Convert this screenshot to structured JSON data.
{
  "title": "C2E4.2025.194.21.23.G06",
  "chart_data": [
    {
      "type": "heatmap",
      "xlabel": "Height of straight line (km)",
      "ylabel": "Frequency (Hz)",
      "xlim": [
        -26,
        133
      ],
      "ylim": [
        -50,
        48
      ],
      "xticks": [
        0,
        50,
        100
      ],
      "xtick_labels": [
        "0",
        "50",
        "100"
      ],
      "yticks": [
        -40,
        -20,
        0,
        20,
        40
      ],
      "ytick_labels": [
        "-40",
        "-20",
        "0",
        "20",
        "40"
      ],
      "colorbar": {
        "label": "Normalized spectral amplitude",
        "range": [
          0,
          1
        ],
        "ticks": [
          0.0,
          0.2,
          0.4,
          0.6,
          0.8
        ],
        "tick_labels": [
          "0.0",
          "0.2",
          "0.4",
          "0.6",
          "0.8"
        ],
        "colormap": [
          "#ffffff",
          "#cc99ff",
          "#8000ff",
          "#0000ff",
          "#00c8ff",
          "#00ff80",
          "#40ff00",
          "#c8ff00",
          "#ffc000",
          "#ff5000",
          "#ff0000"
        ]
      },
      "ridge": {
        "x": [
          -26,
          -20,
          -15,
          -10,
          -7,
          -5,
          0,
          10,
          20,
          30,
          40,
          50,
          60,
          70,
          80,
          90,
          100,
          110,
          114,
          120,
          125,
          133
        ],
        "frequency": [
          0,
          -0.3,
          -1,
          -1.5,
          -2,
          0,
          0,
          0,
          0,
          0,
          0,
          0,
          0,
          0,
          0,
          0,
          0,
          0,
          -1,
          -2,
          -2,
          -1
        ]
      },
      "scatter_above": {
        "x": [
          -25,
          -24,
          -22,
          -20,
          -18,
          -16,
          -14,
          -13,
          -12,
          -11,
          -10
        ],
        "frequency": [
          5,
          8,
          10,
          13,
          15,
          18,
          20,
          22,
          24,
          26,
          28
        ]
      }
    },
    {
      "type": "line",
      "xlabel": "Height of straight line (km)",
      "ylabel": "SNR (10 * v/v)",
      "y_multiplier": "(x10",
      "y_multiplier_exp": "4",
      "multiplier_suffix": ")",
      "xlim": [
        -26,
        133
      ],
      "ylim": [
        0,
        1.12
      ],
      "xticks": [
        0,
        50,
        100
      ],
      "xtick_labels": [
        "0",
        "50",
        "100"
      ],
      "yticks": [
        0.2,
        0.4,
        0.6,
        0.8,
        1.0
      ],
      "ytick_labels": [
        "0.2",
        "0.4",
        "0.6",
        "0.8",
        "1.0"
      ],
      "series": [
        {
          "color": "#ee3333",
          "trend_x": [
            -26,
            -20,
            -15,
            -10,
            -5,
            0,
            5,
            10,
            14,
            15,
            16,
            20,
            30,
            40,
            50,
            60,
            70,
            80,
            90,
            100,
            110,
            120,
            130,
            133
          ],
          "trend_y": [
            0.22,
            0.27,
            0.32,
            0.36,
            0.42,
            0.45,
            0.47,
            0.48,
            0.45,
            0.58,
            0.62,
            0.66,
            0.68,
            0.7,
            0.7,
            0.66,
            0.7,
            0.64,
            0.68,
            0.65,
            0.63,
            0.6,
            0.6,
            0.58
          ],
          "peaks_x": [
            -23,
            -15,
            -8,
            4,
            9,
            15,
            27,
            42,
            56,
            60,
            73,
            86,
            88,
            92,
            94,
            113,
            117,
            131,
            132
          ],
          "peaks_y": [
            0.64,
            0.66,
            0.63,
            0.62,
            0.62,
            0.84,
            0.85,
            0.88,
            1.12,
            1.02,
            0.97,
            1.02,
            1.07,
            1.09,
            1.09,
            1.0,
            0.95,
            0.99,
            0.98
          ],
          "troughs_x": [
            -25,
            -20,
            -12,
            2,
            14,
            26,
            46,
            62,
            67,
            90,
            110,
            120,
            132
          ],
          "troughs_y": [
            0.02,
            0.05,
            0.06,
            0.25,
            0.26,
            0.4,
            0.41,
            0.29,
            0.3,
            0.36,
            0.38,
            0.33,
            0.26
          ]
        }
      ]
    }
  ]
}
* * * * * * *
Given instruction: Reproduce each entry from the records above, character for character.

The solution:
Convert this screenshot to structured JSON data.
{
  "title": "C2E4.2025.194.21.23.G06",
  "chart_data": [
    {
      "type": "heatmap",
      "xlabel": "Height of straight line (km)",
      "ylabel": "Frequency (Hz)",
      "xlim": [
        -26,
        133
      ],
      "ylim": [
        -50,
        48
      ],
      "xticks": [
        0,
        50,
        100
      ],
      "xtick_labels": [
        "0",
        "50",
        "100"
      ],
      "yticks": [
        -40,
        -20,
        0,
        20,
        40
      ],
      "ytick_labels": [
        "-40",
        "-20",
        "0",
        "20",
        "40"
      ],
      "colorbar": {
        "label": "Normalized spectral amplitude",
        "range": [
          0,
          1
        ],
        "ticks": [
          0.0,
          0.2,
          0.4,
          0.6,
          0.8
        ],
        "tick_labels": [
          "0.0",
          "0.2",
          "0.4",
          "0.6",
          "0.8"
        ],
        "colormap": [
          "#ffffff",
          "#cc99ff",
          "#8000ff",
          "#0000ff",
          "#00c8ff",
          "#00ff80",
          "#40ff00",
          "#c8ff00",
          "#ffc000",
          "#ff5000",
          "#ff0000"
        ]
      },
      "ridge": {
        "x": [
          -26,
          -20,
          -15,
          -10,
          -7,
          -5,
          0,
          10,
          20,
          30,
          40,
          50,
          60,
          70,
          80,
          90,
          100,
          110,
          114,
          120,
          125,
          133
        ],
        "frequency": [
          0,
          -0.3,
          -1,
          -1.5,
          -2,
          0,
          0,
          0,
          0,
          0,
          0,
          0,
          0,
          0,
          0,
          0,
          0,
          0,
          -1,
          -2,
          -2,
          -1
        ]
      },
      "scatter_above": {
        "x": [
          -25,
          -24,
          -22,
          -20,
          -18,
          -16,
          -14,
          -13,
          -12,
          -11,
          -10
        ],
        "frequency": [
          5,
          8,
          10,
          13,
          15,
          18,
          20,
          22,
          24,
          26,
          28
        ]
      }
    },
    {
      "type": "line",
      "xlabel": "Height of straight line (km)",
      "ylabel": "SNR (10 * v/v)",
      "y_multiplier": "(x10",
      "y_multiplier_exp": "4",
      "multiplier_suffix": ")",
      "xlim": [
        -26,
        133
      ],
      "ylim": [
        0,
        1.12
      ],
      "xticks": [
        0,
        50,
        100
      ],
      "xtick_labels": [
        "0",
        "50",
        "100"
      ],
      "yticks": [
        0.2,
        0.4,
        0.6,
        0.8,
        1.0
      ],
      "ytick_labels": [
        "0.2",
        "0.4",
        "0.6",
        "0.8",
        "1.0"
      ],
      "series": [
        {
          "color": "#ee3333",
          "trend_x": [
            -26,
            -20,
            -15,
            -10,
            -5,
            0,
            5,
            10,
            14,
            15,
            16,
            20,
            30,
            40,
            50,
            60,
            70,
            80,
            90,
            100,
            110,
            120,
            130,
            133
          ],
          "trend_y": [
            0.22,
            0.27,
            0.32,
            0.36,
            0.42,
            0.45,
            0.47,
            0.48,
            0.45,
            0.58,
            0.62,
            0.66,
            0.68,
            0.7,
            0.7,
            0.66,
            0.7,
            0.64,
            0.68,
            0.65,
            0.63,
            0.6,
            0.6,
            0.58
          ],
          "peaks_x": [
            -23,
            -15,
            -8,
            4,
            9,
            15,
            27,
            42,
            56,
            60,
            73,
            86,
            88,
            92,
            94,
            113,
            117,
            131,
            132
          ],
          "peaks_y": [
            0.64,
            0.66,
            0.63,
            0.62,
            0.62,
            0.84,
            0.85,
            0.88,
            1.12,
            1.02,
            0.97,
            1.02,
            1.07,
            1.09,
            1.09,
            1.0,
            0.95,
            0.99,
            0.98
          ],
          "troughs_x": [
            -25,
            -20,
            -12,
            2,
            14,
            26,
            46,
            62,
            67,
            90,
            110,
            120,
            132
          ],
          "troughs_y": [
            0.02,
            0.05,
            0.06,
            0.25,
            0.26,
            0.4,
            0.41,
            0.29,
            0.3,
            0.36,
            0.38,
            0.33,
            0.26
          ]
        }
      ]
    }
  ]
}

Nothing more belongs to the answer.